Your instructions: Copy every line that mentions the word "проволоки".

[Records from a data source]
'''
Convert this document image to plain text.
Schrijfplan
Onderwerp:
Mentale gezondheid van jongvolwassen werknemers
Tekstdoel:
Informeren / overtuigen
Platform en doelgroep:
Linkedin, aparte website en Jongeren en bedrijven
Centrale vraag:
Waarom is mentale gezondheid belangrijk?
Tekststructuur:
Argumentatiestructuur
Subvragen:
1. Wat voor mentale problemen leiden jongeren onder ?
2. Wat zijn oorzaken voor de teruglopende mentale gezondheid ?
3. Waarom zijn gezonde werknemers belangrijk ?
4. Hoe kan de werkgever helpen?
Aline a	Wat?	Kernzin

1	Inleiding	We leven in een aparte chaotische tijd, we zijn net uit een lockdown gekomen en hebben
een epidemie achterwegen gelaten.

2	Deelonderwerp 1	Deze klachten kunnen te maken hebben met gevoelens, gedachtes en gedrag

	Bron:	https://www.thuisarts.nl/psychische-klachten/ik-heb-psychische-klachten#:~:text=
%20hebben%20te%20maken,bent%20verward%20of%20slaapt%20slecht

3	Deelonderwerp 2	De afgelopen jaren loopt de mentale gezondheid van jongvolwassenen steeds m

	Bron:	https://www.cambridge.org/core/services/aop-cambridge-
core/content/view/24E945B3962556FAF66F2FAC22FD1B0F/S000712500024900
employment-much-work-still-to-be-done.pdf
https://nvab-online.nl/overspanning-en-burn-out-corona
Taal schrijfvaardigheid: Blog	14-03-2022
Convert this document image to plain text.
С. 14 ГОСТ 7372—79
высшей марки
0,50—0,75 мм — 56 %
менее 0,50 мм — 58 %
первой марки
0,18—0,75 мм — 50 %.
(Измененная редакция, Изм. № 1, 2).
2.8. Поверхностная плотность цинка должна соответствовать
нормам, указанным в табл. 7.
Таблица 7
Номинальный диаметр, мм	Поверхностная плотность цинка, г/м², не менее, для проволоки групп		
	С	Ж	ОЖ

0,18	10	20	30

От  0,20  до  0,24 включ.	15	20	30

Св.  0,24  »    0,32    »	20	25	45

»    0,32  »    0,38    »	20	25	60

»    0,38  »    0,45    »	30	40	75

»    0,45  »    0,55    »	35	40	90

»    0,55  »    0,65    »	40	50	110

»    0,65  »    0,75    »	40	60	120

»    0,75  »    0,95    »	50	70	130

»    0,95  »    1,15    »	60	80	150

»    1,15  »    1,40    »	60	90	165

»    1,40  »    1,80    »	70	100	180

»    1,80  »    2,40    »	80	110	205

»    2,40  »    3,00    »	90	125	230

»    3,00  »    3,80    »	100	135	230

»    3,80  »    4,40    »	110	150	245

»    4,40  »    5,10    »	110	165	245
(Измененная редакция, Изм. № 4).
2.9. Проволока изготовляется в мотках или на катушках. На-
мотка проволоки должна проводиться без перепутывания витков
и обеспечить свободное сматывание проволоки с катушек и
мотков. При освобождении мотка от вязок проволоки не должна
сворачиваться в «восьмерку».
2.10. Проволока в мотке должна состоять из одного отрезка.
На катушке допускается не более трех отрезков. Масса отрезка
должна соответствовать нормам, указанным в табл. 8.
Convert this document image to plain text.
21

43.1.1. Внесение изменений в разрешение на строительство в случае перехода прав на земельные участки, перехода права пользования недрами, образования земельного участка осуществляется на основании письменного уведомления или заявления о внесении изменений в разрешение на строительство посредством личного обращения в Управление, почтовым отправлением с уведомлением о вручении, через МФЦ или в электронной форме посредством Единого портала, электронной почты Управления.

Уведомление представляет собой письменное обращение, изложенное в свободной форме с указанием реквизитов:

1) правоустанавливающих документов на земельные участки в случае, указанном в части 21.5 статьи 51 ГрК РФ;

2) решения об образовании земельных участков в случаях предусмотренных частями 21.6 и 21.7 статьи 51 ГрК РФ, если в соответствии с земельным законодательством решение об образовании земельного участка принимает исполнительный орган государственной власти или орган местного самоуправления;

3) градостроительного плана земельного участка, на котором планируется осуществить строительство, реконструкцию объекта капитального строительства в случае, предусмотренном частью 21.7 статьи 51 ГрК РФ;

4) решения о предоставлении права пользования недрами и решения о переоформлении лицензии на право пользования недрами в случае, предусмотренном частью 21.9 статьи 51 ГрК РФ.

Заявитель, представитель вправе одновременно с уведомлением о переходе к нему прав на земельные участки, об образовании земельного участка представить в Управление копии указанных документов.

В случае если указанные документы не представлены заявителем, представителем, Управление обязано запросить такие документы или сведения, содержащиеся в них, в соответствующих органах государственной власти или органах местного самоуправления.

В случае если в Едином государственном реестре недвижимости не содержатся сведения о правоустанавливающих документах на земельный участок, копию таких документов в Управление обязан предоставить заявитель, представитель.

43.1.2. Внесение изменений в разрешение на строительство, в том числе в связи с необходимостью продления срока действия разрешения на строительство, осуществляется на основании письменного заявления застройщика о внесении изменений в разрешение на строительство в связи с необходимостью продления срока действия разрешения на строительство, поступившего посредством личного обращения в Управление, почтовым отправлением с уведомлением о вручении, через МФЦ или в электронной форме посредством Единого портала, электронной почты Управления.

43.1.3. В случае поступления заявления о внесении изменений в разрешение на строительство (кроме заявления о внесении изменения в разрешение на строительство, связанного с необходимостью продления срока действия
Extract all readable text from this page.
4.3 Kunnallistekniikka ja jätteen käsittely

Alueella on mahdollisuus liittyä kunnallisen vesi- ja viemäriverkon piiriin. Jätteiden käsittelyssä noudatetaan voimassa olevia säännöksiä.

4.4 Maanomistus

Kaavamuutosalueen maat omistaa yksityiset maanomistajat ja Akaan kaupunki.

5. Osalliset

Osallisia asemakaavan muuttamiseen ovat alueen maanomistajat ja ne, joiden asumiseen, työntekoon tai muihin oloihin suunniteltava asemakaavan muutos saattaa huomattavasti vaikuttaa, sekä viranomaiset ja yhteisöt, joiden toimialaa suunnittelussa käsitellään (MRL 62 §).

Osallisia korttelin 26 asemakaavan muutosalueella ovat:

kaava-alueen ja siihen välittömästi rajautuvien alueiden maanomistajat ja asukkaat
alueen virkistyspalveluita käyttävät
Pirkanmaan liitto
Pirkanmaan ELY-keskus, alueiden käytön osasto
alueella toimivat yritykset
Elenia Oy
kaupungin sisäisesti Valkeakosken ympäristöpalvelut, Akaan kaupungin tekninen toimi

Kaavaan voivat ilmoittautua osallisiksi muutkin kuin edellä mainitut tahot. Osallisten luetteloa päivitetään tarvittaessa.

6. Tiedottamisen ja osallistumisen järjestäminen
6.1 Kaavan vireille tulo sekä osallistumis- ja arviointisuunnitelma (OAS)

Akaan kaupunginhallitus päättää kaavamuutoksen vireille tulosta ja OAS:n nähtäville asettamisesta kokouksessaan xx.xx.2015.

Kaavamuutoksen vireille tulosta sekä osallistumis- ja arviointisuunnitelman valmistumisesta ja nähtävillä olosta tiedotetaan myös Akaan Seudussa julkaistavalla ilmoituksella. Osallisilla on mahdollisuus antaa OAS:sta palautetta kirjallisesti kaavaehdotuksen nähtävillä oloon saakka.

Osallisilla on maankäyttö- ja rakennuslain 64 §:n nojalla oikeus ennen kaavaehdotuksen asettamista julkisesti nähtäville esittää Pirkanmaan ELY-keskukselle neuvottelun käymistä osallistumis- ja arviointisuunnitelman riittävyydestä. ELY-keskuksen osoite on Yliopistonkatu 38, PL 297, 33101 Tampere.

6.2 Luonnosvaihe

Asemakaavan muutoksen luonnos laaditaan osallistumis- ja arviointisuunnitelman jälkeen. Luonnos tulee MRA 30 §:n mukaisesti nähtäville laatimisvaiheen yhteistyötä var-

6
'''
Solution:
Номинальный диаметр, мм	Поверхностная плотность цинка, г/м², не менее, для проволоки групп		
мотка проволоки должна проводиться без перепутывания витков
и обеспечить свободное сматывание проволоки с катушек и
мотков. При освобождении мотка от вязок проволоки не должна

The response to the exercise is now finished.